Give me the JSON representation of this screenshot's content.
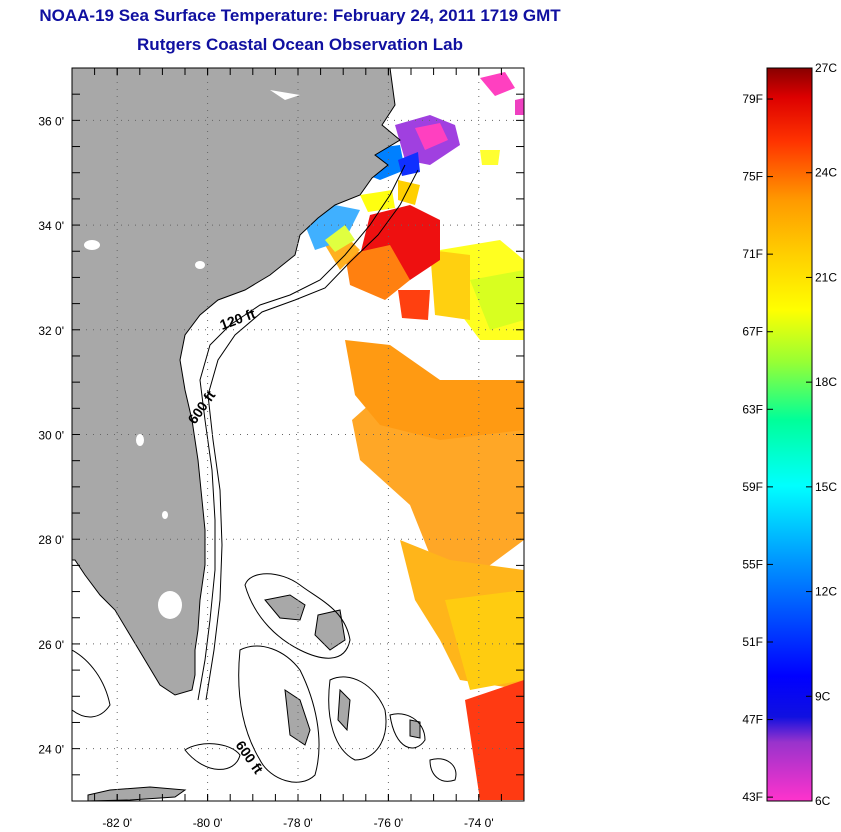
{
  "title": {
    "line1": "NOAA-19 Sea Surface Temperature:  February 24, 2011 1719 GMT",
    "line2": "Rutgers Coastal Ocean Observation Lab"
  },
  "map": {
    "lon_range": [
      -83,
      -73
    ],
    "lat_range": [
      23,
      37
    ],
    "lon_ticks": [
      {
        "value": -82,
        "label": "-82 0'"
      },
      {
        "value": -80,
        "label": "-80 0'"
      },
      {
        "value": -78,
        "label": "-78 0'"
      },
      {
        "value": -76,
        "label": "-76 0'"
      },
      {
        "value": -74,
        "label": "-74 0'"
      }
    ],
    "lat_ticks": [
      {
        "value": 36,
        "label": "36 0'"
      },
      {
        "value": 34,
        "label": "34 0'"
      },
      {
        "value": 32,
        "label": "32 0'"
      },
      {
        "value": 30,
        "label": "30 0'"
      },
      {
        "value": 28,
        "label": "28 0'"
      },
      {
        "value": 26,
        "label": "26 0'"
      },
      {
        "value": 24,
        "label": "24 0'"
      }
    ],
    "grid": "dotted",
    "land_color": "#a8a8a8",
    "contour_labels": [
      "120 ft",
      "600 ft",
      "600 ft"
    ]
  },
  "colorbar": {
    "celsius_labels": [
      {
        "label": "27C",
        "value": 27
      },
      {
        "label": "24C",
        "value": 24
      },
      {
        "label": "21C",
        "value": 21
      },
      {
        "label": "18C",
        "value": 18
      },
      {
        "label": "15C",
        "value": 15
      },
      {
        "label": "12C",
        "value": 12
      },
      {
        "label": "9C",
        "value": 9
      },
      {
        "label": "6C",
        "value": 6
      }
    ],
    "fahrenheit_labels": [
      {
        "label": "79F",
        "value": 79
      },
      {
        "label": "75F",
        "value": 75
      },
      {
        "label": "71F",
        "value": 71
      },
      {
        "label": "67F",
        "value": 67
      },
      {
        "label": "63F",
        "value": 63
      },
      {
        "label": "59F",
        "value": 59
      },
      {
        "label": "55F",
        "value": 55
      },
      {
        "label": "51F",
        "value": 51
      },
      {
        "label": "47F",
        "value": 47
      },
      {
        "label": "43F",
        "value": 43
      }
    ]
  }
}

▶ PROMPT: Each record above must be returned exactly as written, with its pictures omitted.

▶ WRITTEN ANSWER:
Give me the JSON representation of this screenshot's content.
{
  "title": {
    "line1": "NOAA-19 Sea Surface Temperature:  February 24, 2011 1719 GMT",
    "line2": "Rutgers Coastal Ocean Observation Lab"
  },
  "map": {
    "lon_range": [
      -83,
      -73
    ],
    "lat_range": [
      23,
      37
    ],
    "lon_ticks": [
      {
        "value": -82,
        "label": "-82 0'"
      },
      {
        "value": -80,
        "label": "-80 0'"
      },
      {
        "value": -78,
        "label": "-78 0'"
      },
      {
        "value": -76,
        "label": "-76 0'"
      },
      {
        "value": -74,
        "label": "-74 0'"
      }
    ],
    "lat_ticks": [
      {
        "value": 36,
        "label": "36 0'"
      },
      {
        "value": 34,
        "label": "34 0'"
      },
      {
        "value": 32,
        "label": "32 0'"
      },
      {
        "value": 30,
        "label": "30 0'"
      },
      {
        "value": 28,
        "label": "28 0'"
      },
      {
        "value": 26,
        "label": "26 0'"
      },
      {
        "value": 24,
        "label": "24 0'"
      }
    ],
    "grid": "dotted",
    "land_color": "#a8a8a8",
    "contour_labels": [
      "120 ft",
      "600 ft",
      "600 ft"
    ]
  },
  "colorbar": {
    "celsius_labels": [
      {
        "label": "27C",
        "value": 27
      },
      {
        "label": "24C",
        "value": 24
      },
      {
        "label": "21C",
        "value": 21
      },
      {
        "label": "18C",
        "value": 18
      },
      {
        "label": "15C",
        "value": 15
      },
      {
        "label": "12C",
        "value": 12
      },
      {
        "label": "9C",
        "value": 9
      },
      {
        "label": "6C",
        "value": 6
      }
    ],
    "fahrenheit_labels": [
      {
        "label": "79F",
        "value": 79
      },
      {
        "label": "75F",
        "value": 75
      },
      {
        "label": "71F",
        "value": 71
      },
      {
        "label": "67F",
        "value": 67
      },
      {
        "label": "63F",
        "value": 63
      },
      {
        "label": "59F",
        "value": 59
      },
      {
        "label": "55F",
        "value": 55
      },
      {
        "label": "51F",
        "value": 51
      },
      {
        "label": "47F",
        "value": 47
      },
      {
        "label": "43F",
        "value": 43
      }
    ]
  }
}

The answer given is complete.